── DATA SUPPLIED ──

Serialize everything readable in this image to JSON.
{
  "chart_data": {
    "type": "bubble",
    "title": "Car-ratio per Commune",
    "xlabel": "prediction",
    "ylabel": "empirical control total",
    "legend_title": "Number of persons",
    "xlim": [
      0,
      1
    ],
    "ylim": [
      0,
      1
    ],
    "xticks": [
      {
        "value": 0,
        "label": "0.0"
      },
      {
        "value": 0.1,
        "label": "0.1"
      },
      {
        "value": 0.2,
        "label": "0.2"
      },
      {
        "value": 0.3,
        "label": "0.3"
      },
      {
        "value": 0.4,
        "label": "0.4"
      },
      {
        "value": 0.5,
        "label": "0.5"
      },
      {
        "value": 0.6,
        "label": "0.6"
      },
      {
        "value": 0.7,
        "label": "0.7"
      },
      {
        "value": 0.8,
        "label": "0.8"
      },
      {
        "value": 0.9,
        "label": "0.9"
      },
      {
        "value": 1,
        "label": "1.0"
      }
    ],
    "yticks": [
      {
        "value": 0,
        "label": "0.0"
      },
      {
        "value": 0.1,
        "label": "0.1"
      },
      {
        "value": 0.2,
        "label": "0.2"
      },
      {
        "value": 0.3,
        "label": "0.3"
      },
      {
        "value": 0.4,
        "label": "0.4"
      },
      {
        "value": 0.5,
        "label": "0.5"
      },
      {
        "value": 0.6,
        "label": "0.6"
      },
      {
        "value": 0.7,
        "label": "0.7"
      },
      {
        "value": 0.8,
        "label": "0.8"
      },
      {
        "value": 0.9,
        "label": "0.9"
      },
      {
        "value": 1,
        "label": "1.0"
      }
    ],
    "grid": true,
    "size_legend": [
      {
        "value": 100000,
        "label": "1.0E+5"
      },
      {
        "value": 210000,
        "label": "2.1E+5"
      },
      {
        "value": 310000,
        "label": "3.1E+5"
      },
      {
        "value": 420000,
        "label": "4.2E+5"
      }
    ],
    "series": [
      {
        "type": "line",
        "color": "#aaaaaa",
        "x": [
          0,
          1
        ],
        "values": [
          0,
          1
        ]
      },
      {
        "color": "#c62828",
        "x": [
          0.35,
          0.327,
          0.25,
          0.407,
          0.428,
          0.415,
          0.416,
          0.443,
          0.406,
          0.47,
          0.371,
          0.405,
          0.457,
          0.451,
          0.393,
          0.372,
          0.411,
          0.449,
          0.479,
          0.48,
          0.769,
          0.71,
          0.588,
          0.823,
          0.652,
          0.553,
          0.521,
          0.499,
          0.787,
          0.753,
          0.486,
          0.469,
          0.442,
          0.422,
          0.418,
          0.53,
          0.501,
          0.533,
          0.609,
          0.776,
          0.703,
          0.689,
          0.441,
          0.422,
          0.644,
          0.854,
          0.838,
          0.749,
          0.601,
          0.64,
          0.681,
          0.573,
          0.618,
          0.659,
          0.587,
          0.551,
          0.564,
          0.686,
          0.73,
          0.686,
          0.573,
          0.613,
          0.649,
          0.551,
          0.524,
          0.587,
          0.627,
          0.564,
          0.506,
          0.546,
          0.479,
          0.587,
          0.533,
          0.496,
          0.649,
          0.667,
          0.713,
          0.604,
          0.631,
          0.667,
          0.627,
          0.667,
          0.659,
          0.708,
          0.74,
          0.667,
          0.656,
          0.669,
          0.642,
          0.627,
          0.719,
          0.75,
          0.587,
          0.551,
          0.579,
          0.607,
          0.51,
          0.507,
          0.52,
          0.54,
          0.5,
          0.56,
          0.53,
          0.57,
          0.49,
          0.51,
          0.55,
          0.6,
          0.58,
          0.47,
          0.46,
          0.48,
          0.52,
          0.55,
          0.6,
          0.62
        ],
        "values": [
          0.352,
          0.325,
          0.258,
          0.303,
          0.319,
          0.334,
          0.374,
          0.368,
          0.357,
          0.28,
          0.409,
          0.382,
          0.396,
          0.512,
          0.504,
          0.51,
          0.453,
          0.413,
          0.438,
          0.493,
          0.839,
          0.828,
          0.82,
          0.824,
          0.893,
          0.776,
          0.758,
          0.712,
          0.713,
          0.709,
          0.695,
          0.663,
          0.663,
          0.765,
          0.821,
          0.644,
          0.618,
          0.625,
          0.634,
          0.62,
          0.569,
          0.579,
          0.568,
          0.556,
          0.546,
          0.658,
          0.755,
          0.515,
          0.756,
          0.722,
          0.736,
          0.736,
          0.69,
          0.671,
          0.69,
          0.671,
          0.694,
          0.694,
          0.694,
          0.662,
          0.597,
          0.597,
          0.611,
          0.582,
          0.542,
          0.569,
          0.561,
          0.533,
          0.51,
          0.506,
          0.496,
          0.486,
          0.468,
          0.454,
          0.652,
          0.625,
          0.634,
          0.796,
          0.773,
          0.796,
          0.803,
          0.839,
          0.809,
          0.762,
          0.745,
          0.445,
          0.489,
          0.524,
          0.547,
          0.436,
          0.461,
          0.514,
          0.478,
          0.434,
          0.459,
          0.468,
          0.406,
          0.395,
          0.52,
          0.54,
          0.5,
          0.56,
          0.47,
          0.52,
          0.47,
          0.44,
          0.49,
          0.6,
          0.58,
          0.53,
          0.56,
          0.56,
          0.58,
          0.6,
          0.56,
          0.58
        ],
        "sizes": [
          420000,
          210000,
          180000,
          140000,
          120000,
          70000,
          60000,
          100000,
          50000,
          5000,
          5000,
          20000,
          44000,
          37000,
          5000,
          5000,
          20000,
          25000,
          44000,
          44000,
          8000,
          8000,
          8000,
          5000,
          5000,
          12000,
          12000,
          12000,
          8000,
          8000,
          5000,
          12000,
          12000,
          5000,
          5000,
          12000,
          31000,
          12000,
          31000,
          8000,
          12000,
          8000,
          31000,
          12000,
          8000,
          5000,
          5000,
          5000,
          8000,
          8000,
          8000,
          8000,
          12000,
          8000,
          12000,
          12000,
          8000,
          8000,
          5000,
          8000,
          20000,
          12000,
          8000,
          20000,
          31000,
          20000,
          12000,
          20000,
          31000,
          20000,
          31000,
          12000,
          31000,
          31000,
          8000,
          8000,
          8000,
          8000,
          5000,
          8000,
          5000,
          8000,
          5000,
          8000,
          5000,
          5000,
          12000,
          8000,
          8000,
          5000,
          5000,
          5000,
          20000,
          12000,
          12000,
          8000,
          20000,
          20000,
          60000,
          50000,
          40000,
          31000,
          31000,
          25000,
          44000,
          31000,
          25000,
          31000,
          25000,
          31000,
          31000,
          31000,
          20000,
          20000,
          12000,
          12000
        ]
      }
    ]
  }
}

───

STATED TASK: Your task is to repeat every entry exactly.

SOLUTION TO THE PROBLEM:
Serialize everything readable in this image to JSON.
{
  "chart_data": {
    "type": "bubble",
    "title": "Car-ratio per Commune",
    "xlabel": "prediction",
    "ylabel": "empirical control total",
    "legend_title": "Number of persons",
    "xlim": [
      0,
      1
    ],
    "ylim": [
      0,
      1
    ],
    "xticks": [
      {
        "value": 0,
        "label": "0.0"
      },
      {
        "value": 0.1,
        "label": "0.1"
      },
      {
        "value": 0.2,
        "label": "0.2"
      },
      {
        "value": 0.3,
        "label": "0.3"
      },
      {
        "value": 0.4,
        "label": "0.4"
      },
      {
        "value": 0.5,
        "label": "0.5"
      },
      {
        "value": 0.6,
        "label": "0.6"
      },
      {
        "value": 0.7,
        "label": "0.7"
      },
      {
        "value": 0.8,
        "label": "0.8"
      },
      {
        "value": 0.9,
        "label": "0.9"
      },
      {
        "value": 1,
        "label": "1.0"
      }
    ],
    "yticks": [
      {
        "value": 0,
        "label": "0.0"
      },
      {
        "value": 0.1,
        "label": "0.1"
      },
      {
        "value": 0.2,
        "label": "0.2"
      },
      {
        "value": 0.3,
        "label": "0.3"
      },
      {
        "value": 0.4,
        "label": "0.4"
      },
      {
        "value": 0.5,
        "label": "0.5"
      },
      {
        "value": 0.6,
        "label": "0.6"
      },
      {
        "value": 0.7,
        "label": "0.7"
      },
      {
        "value": 0.8,
        "label": "0.8"
      },
      {
        "value": 0.9,
        "label": "0.9"
      },
      {
        "value": 1,
        "label": "1.0"
      }
    ],
    "grid": true,
    "size_legend": [
      {
        "value": 100000,
        "label": "1.0E+5"
      },
      {
        "value": 210000,
        "label": "2.1E+5"
      },
      {
        "value": 310000,
        "label": "3.1E+5"
      },
      {
        "value": 420000,
        "label": "4.2E+5"
      }
    ],
    "series": [
      {
        "type": "line",
        "color": "#aaaaaa",
        "x": [
          0,
          1
        ],
        "values": [
          0,
          1
        ]
      },
      {
        "color": "#c62828",
        "x": [
          0.35,
          0.327,
          0.25,
          0.407,
          0.428,
          0.415,
          0.416,
          0.443,
          0.406,
          0.47,
          0.371,
          0.405,
          0.457,
          0.451,
          0.393,
          0.372,
          0.411,
          0.449,
          0.479,
          0.48,
          0.769,
          0.71,
          0.588,
          0.823,
          0.652,
          0.553,
          0.521,
          0.499,
          0.787,
          0.753,
          0.486,
          0.469,
          0.442,
          0.422,
          0.418,
          0.53,
          0.501,
          0.533,
          0.609,
          0.776,
          0.703,
          0.689,
          0.441,
          0.422,
          0.644,
          0.854,
          0.838,
          0.749,
          0.601,
          0.64,
          0.681,
          0.573,
          0.618,
          0.659,
          0.587,
          0.551,
          0.564,
          0.686,
          0.73,
          0.686,
          0.573,
          0.613,
          0.649,
          0.551,
          0.524,
          0.587,
          0.627,
          0.564,
          0.506,
          0.546,
          0.479,
          0.587,
          0.533,
          0.496,
          0.649,
          0.667,
          0.713,
          0.604,
          0.631,
          0.667,
          0.627,
          0.667,
          0.659,
          0.708,
          0.74,
          0.667,
          0.656,
          0.669,
          0.642,
          0.627,
          0.719,
          0.75,
          0.587,
          0.551,
          0.579,
          0.607,
          0.51,
          0.507,
          0.52,
          0.54,
          0.5,
          0.56,
          0.53,
          0.57,
          0.49,
          0.51,
          0.55,
          0.6,
          0.58,
          0.47,
          0.46,
          0.48,
          0.52,
          0.55,
          0.6,
          0.62
        ],
        "values": [
          0.352,
          0.325,
          0.258,
          0.303,
          0.319,
          0.334,
          0.374,
          0.368,
          0.357,
          0.28,
          0.409,
          0.382,
          0.396,
          0.512,
          0.504,
          0.51,
          0.453,
          0.413,
          0.438,
          0.493,
          0.839,
          0.828,
          0.82,
          0.824,
          0.893,
          0.776,
          0.758,
          0.712,
          0.713,
          0.709,
          0.695,
          0.663,
          0.663,
          0.765,
          0.821,
          0.644,
          0.618,
          0.625,
          0.634,
          0.62,
          0.569,
          0.579,
          0.568,
          0.556,
          0.546,
          0.658,
          0.755,
          0.515,
          0.756,
          0.722,
          0.736,
          0.736,
          0.69,
          0.671,
          0.69,
          0.671,
          0.694,
          0.694,
          0.694,
          0.662,
          0.597,
          0.597,
          0.611,
          0.582,
          0.542,
          0.569,
          0.561,
          0.533,
          0.51,
          0.506,
          0.496,
          0.486,
          0.468,
          0.454,
          0.652,
          0.625,
          0.634,
          0.796,
          0.773,
          0.796,
          0.803,
          0.839,
          0.809,
          0.762,
          0.745,
          0.445,
          0.489,
          0.524,
          0.547,
          0.436,
          0.461,
          0.514,
          0.478,
          0.434,
          0.459,
          0.468,
          0.406,
          0.395,
          0.52,
          0.54,
          0.5,
          0.56,
          0.47,
          0.52,
          0.47,
          0.44,
          0.49,
          0.6,
          0.58,
          0.53,
          0.56,
          0.56,
          0.58,
          0.6,
          0.56,
          0.58
        ],
        "sizes": [
          420000,
          210000,
          180000,
          140000,
          120000,
          70000,
          60000,
          100000,
          50000,
          5000,
          5000,
          20000,
          44000,
          37000,
          5000,
          5000,
          20000,
          25000,
          44000,
          44000,
          8000,
          8000,
          8000,
          5000,
          5000,
          12000,
          12000,
          12000,
          8000,
          8000,
          5000,
          12000,
          12000,
          5000,
          5000,
          12000,
          31000,
          12000,
          31000,
          8000,
          12000,
          8000,
          31000,
          12000,
          8000,
          5000,
          5000,
          5000,
          8000,
          8000,
          8000,
          8000,
          12000,
          8000,
          12000,
          12000,
          8000,
          8000,
          5000,
          8000,
          20000,
          12000,
          8000,
          20000,
          31000,
          20000,
          12000,
          20000,
          31000,
          20000,
          31000,
          12000,
          31000,
          31000,
          8000,
          8000,
          8000,
          8000,
          5000,
          8000,
          5000,
          8000,
          5000,
          8000,
          5000,
          5000,
          12000,
          8000,
          8000,
          5000,
          5000,
          5000,
          20000,
          12000,
          12000,
          8000,
          20000,
          20000,
          60000,
          50000,
          40000,
          31000,
          31000,
          25000,
          44000,
          31000,
          25000,
          31000,
          25000,
          31000,
          31000,
          31000,
          20000,
          20000,
          12000,
          12000
        ]
      }
    ]
  }
}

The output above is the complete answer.